[Start of DATA EXTRACT]

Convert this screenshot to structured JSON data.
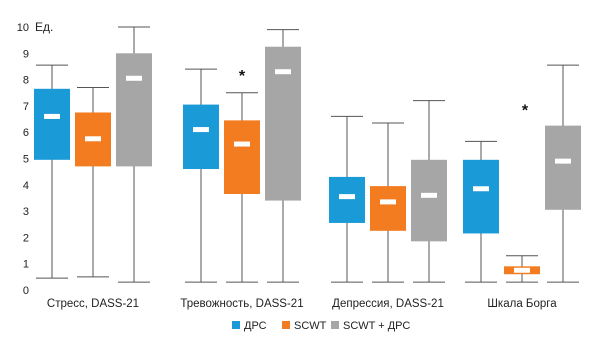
{
  "chart_data": {
    "type": "box",
    "y_unit_label": "Ед.",
    "ylim": [
      0,
      10
    ],
    "y_ticks": [
      "0",
      "1",
      "2",
      "3",
      "4",
      "5",
      "6",
      "7",
      "8",
      "9",
      "10"
    ],
    "grid": false,
    "legend_position": "bottom",
    "colors": {
      "ДРС": "#1A9AD6",
      "SCWT": "#F47C20",
      "SCWT + ДРС": "#A6A6A6"
    },
    "series_names": [
      "ДРС",
      "SCWT",
      "SCWT + ДРС"
    ],
    "categories": [
      {
        "label": "Стресс, DASS-21",
        "significance": "",
        "boxes": [
          {
            "series": "ДРС",
            "min": 0.45,
            "q1": 4.95,
            "median": 6.6,
            "q3": 7.65,
            "max": 8.55
          },
          {
            "series": "SCWT",
            "min": 0.5,
            "q1": 4.7,
            "median": 5.75,
            "q3": 6.75,
            "max": 7.7
          },
          {
            "series": "SCWT + ДРС",
            "min": 0.3,
            "q1": 4.7,
            "median": 8.05,
            "q3": 9.0,
            "max": 10.0
          }
        ]
      },
      {
        "label": "Тревожность, DASS-21",
        "significance": "*",
        "boxes": [
          {
            "series": "ДРС",
            "min": 0.3,
            "q1": 4.6,
            "median": 6.1,
            "q3": 7.05,
            "max": 8.4
          },
          {
            "series": "SCWT",
            "min": 0.3,
            "q1": 3.65,
            "median": 5.55,
            "q3": 6.45,
            "max": 7.5
          },
          {
            "series": "SCWT + ДРС",
            "min": 0.3,
            "q1": 3.4,
            "median": 8.3,
            "q3": 9.25,
            "max": 9.9
          }
        ]
      },
      {
        "label": "Депрессия, DASS-21",
        "significance": "",
        "boxes": [
          {
            "series": "ДРС",
            "min": 0.3,
            "q1": 2.55,
            "median": 3.55,
            "q3": 4.3,
            "max": 6.6
          },
          {
            "series": "SCWT",
            "min": 0.3,
            "q1": 2.25,
            "median": 3.35,
            "q3": 3.95,
            "max": 6.35
          },
          {
            "series": "SCWT + ДРС",
            "min": 0.3,
            "q1": 1.85,
            "median": 3.6,
            "q3": 4.95,
            "max": 7.2
          }
        ]
      },
      {
        "label": "Шкала Борга",
        "significance": "*",
        "boxes": [
          {
            "series": "ДРС",
            "min": 0.3,
            "q1": 2.15,
            "median": 3.85,
            "q3": 4.95,
            "max": 5.65
          },
          {
            "series": "SCWT",
            "min": 0.3,
            "q1": 0.6,
            "median": 0.75,
            "q3": 0.9,
            "max": 1.3
          },
          {
            "series": "SCWT + ДРС",
            "min": 0.3,
            "q1": 3.05,
            "median": 4.9,
            "q3": 6.25,
            "max": 8.55
          }
        ]
      }
    ]
  }
}
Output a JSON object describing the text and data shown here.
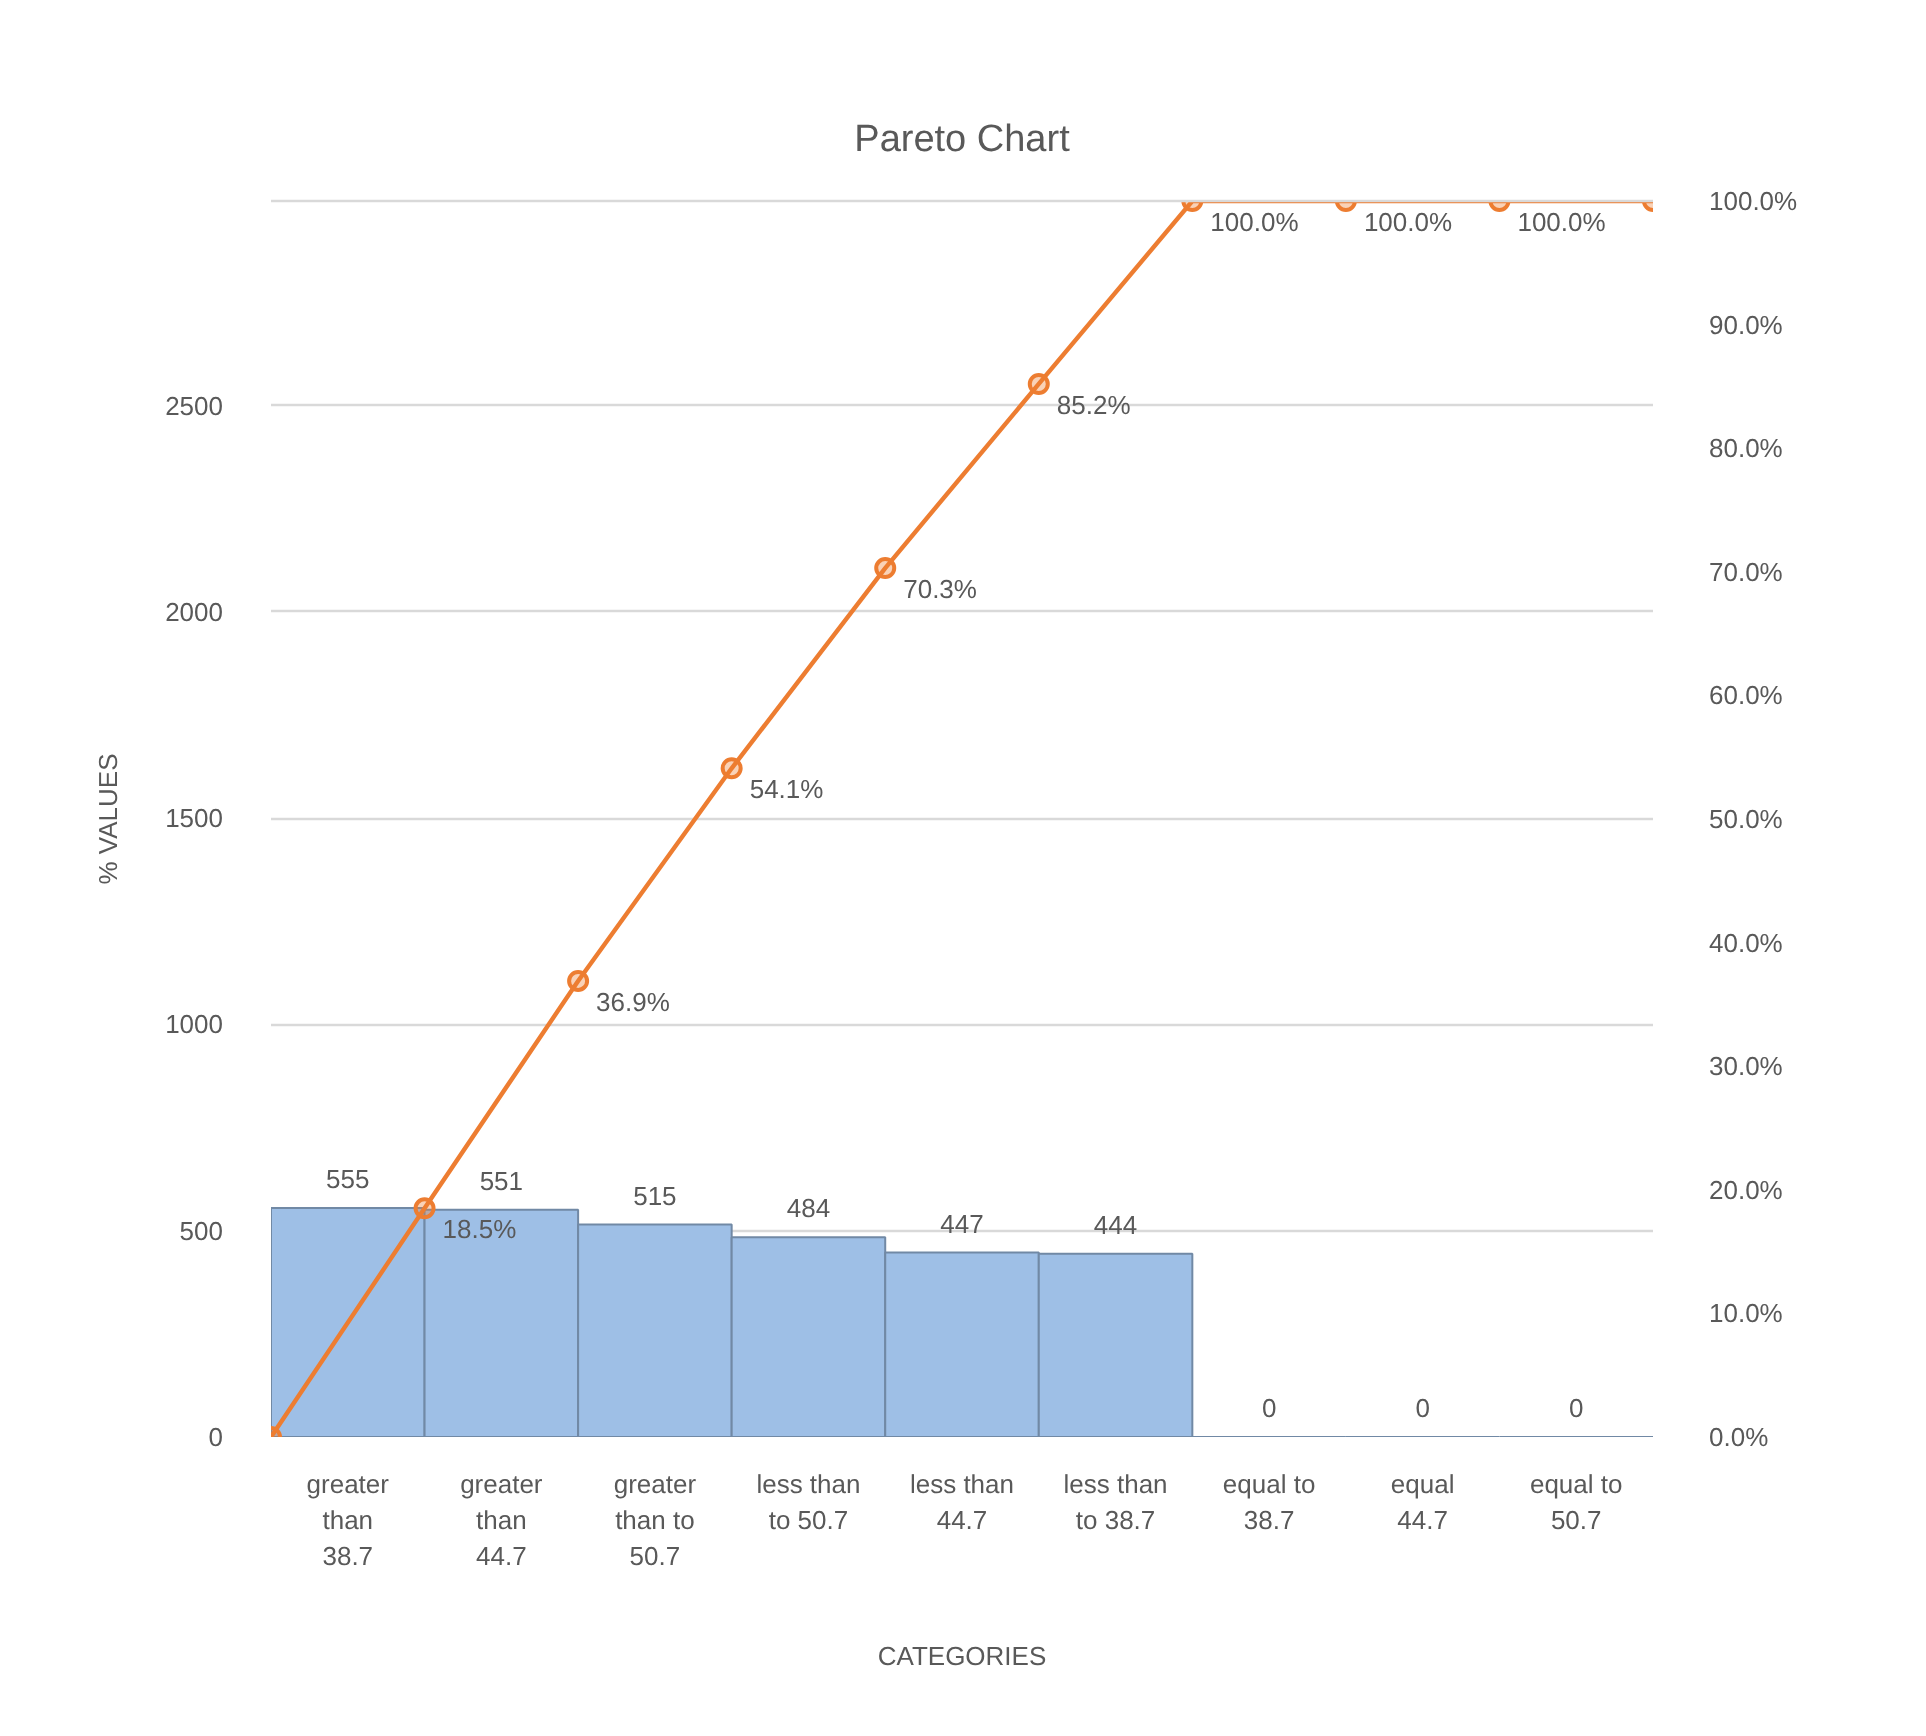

[End of DATA EXTRACT]

**SET PROBLEM**
Exclude the pictures. Write out the remaining data exactly.

**REPLY**
Convert this screenshot to structured JSON data.
{
  "chart_data": {
    "type": "box",
    "y_unit_label": "Ед.",
    "ylim": [
      0,
      10
    ],
    "y_ticks": [
      "0",
      "1",
      "2",
      "3",
      "4",
      "5",
      "6",
      "7",
      "8",
      "9",
      "10"
    ],
    "grid": false,
    "legend_position": "bottom",
    "colors": {
      "ДРС": "#1A9AD6",
      "SCWT": "#F47C20",
      "SCWT + ДРС": "#A6A6A6"
    },
    "series_names": [
      "ДРС",
      "SCWT",
      "SCWT + ДРС"
    ],
    "categories": [
      {
        "label": "Стресс, DASS-21",
        "significance": "",
        "boxes": [
          {
            "series": "ДРС",
            "min": 0.45,
            "q1": 4.95,
            "median": 6.6,
            "q3": 7.65,
            "max": 8.55
          },
          {
            "series": "SCWT",
            "min": 0.5,
            "q1": 4.7,
            "median": 5.75,
            "q3": 6.75,
            "max": 7.7
          },
          {
            "series": "SCWT + ДРС",
            "min": 0.3,
            "q1": 4.7,
            "median": 8.05,
            "q3": 9.0,
            "max": 10.0
          }
        ]
      },
      {
        "label": "Тревожность, DASS-21",
        "significance": "*",
        "boxes": [
          {
            "series": "ДРС",
            "min": 0.3,
            "q1": 4.6,
            "median": 6.1,
            "q3": 7.05,
            "max": 8.4
          },
          {
            "series": "SCWT",
            "min": 0.3,
            "q1": 3.65,
            "median": 5.55,
            "q3": 6.45,
            "max": 7.5
          },
          {
            "series": "SCWT + ДРС",
            "min": 0.3,
            "q1": 3.4,
            "median": 8.3,
            "q3": 9.25,
            "max": 9.9
          }
        ]
      },
      {
        "label": "Депрессия, DASS-21",
        "significance": "",
        "boxes": [
          {
            "series": "ДРС",
            "min": 0.3,
            "q1": 2.55,
            "median": 3.55,
            "q3": 4.3,
            "max": 6.6
          },
          {
            "series": "SCWT",
            "min": 0.3,
            "q1": 2.25,
            "median": 3.35,
            "q3": 3.95,
            "max": 6.35
          },
          {
            "series": "SCWT + ДРС",
            "min": 0.3,
            "q1": 1.85,
            "median": 3.6,
            "q3": 4.95,
            "max": 7.2
          }
        ]
      },
      {
        "label": "Шкала Борга",
        "significance": "*",
        "boxes": [
          {
            "series": "ДРС",
            "min": 0.3,
            "q1": 2.15,
            "median": 3.85,
            "q3": 4.95,
            "max": 5.65
          },
          {
            "series": "SCWT",
            "min": 0.3,
            "q1": 0.6,
            "median": 0.75,
            "q3": 0.9,
            "max": 1.3
          },
          {
            "series": "SCWT + ДРС",
            "min": 0.3,
            "q1": 3.05,
            "median": 4.9,
            "q3": 6.25,
            "max": 8.55
          }
        ]
      }
    ]
  }
}
Output a JSON object describing the text and data shown here.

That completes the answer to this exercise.